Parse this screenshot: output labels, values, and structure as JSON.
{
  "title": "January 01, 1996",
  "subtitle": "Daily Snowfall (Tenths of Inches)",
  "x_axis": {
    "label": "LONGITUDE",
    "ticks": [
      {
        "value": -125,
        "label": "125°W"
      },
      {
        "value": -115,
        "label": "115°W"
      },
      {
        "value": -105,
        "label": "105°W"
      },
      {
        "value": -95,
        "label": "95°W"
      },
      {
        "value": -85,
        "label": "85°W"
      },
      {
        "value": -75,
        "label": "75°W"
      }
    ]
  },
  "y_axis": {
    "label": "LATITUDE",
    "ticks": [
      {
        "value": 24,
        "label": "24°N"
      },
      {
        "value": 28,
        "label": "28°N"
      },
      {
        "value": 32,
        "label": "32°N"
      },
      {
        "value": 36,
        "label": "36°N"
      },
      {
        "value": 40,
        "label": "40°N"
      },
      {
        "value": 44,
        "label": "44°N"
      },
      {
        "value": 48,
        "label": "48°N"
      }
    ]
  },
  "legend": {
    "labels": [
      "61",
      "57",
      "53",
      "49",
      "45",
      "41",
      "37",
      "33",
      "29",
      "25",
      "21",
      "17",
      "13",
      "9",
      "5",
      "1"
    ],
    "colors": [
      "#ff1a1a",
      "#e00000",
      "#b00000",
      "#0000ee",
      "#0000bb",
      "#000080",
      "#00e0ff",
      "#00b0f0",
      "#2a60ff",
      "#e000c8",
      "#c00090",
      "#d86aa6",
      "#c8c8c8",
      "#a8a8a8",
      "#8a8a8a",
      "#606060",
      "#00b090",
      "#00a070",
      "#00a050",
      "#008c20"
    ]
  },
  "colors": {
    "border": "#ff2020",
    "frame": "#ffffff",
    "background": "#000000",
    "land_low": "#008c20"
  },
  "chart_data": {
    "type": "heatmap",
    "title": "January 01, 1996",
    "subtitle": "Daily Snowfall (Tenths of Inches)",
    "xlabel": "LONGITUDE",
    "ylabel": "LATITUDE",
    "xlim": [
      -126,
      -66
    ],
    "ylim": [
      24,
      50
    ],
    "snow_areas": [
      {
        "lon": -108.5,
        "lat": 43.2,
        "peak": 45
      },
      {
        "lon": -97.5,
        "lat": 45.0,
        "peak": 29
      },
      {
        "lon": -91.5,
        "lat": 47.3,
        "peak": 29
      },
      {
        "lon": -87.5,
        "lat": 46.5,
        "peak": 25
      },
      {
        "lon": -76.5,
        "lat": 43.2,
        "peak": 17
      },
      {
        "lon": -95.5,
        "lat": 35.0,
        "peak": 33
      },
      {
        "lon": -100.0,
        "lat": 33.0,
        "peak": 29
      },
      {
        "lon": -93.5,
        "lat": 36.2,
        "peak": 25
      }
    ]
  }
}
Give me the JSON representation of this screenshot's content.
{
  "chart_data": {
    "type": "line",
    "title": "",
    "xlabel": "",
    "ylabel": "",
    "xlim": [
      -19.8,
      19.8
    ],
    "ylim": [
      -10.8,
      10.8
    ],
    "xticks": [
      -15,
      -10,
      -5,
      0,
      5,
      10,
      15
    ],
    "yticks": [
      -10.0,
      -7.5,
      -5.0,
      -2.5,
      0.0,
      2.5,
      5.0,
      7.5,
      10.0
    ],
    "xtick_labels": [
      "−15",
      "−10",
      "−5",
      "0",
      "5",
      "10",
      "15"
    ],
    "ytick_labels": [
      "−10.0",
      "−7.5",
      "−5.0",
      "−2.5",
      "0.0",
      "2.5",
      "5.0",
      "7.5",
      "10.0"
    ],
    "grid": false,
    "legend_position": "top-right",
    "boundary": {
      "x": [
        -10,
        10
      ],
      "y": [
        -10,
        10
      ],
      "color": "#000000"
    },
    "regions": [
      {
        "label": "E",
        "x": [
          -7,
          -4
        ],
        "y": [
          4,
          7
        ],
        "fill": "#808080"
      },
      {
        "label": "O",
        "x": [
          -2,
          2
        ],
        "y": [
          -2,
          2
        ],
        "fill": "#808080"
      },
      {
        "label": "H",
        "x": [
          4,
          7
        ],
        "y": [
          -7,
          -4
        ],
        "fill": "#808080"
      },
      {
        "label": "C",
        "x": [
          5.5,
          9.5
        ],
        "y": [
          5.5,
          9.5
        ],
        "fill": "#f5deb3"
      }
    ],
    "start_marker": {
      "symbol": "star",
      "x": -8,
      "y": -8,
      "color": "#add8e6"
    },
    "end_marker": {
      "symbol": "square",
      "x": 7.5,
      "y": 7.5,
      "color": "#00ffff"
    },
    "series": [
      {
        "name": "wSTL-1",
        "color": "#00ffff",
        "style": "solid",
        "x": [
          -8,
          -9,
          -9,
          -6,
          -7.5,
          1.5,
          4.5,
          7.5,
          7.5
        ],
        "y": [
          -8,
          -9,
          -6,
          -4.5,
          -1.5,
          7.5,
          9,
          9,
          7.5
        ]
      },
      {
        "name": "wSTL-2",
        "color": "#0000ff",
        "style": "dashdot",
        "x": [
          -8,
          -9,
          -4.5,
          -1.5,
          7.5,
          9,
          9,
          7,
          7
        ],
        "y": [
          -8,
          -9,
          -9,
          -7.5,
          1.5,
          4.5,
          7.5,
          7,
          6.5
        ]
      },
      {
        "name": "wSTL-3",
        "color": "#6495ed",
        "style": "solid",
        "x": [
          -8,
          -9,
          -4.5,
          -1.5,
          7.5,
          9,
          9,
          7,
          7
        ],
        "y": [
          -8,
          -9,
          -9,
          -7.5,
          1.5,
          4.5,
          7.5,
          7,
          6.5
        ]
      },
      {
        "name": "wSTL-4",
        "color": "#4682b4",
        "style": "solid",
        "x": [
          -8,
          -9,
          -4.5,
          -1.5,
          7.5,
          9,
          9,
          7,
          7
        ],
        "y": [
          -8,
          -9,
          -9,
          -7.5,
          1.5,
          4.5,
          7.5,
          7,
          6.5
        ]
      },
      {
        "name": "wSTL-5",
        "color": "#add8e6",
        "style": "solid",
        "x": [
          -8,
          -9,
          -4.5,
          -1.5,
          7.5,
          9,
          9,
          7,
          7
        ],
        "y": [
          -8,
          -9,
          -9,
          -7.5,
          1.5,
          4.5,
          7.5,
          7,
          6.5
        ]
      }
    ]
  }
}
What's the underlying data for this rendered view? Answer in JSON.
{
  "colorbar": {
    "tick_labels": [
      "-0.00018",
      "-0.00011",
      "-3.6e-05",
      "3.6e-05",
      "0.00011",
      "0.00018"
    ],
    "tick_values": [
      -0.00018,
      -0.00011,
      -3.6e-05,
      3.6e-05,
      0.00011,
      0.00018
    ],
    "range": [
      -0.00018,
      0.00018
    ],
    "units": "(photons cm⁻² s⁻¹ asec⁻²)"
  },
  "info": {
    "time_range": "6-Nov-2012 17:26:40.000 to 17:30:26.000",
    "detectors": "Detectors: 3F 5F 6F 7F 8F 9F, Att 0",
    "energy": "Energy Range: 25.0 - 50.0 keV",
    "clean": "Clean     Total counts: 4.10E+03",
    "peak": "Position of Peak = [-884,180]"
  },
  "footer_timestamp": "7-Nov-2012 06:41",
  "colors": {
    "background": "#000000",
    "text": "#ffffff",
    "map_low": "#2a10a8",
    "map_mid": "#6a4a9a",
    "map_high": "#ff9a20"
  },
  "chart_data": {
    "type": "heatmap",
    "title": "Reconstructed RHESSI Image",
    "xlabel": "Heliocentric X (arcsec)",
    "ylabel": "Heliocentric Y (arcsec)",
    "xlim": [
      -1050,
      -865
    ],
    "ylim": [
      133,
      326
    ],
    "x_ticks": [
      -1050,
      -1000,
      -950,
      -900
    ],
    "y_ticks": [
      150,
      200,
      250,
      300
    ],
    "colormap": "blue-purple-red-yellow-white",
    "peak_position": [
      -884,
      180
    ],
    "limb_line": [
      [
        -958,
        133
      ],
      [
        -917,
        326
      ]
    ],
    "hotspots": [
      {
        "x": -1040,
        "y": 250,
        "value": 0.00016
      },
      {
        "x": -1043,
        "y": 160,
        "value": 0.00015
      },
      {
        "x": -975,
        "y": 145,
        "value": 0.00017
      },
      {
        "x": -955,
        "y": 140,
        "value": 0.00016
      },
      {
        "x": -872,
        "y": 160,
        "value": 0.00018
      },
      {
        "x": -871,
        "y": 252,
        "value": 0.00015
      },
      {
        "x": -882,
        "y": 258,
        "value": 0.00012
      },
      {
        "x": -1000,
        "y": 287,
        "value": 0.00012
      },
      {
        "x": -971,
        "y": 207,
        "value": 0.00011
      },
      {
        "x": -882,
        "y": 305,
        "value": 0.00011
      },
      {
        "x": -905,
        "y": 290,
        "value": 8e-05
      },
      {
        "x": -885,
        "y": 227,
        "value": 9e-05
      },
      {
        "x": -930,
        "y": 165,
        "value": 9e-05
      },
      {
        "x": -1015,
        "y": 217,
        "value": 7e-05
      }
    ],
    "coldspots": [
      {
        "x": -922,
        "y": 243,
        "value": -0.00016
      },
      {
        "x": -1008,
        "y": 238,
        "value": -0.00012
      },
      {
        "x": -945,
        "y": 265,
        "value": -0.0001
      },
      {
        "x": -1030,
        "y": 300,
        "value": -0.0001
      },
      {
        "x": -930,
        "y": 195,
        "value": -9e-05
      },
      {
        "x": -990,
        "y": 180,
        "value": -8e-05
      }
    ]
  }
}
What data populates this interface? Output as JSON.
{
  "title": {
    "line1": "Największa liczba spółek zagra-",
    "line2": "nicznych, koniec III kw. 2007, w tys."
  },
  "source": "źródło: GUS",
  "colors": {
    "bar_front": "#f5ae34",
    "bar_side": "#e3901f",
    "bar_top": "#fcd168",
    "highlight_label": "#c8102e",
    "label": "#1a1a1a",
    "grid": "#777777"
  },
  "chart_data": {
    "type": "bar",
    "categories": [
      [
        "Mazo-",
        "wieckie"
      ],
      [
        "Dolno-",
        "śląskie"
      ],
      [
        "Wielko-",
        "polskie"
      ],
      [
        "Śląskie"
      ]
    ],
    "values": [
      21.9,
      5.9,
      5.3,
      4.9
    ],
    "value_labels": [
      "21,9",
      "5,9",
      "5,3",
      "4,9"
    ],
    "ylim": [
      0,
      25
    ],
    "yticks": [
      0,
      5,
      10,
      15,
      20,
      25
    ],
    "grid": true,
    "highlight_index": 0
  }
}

__________

◆ **PROMPT**: Tally up the lines of the listing containing the word "JSON". Give only the total.

◆ **RESULT FOR THIS EXERCISE**: 4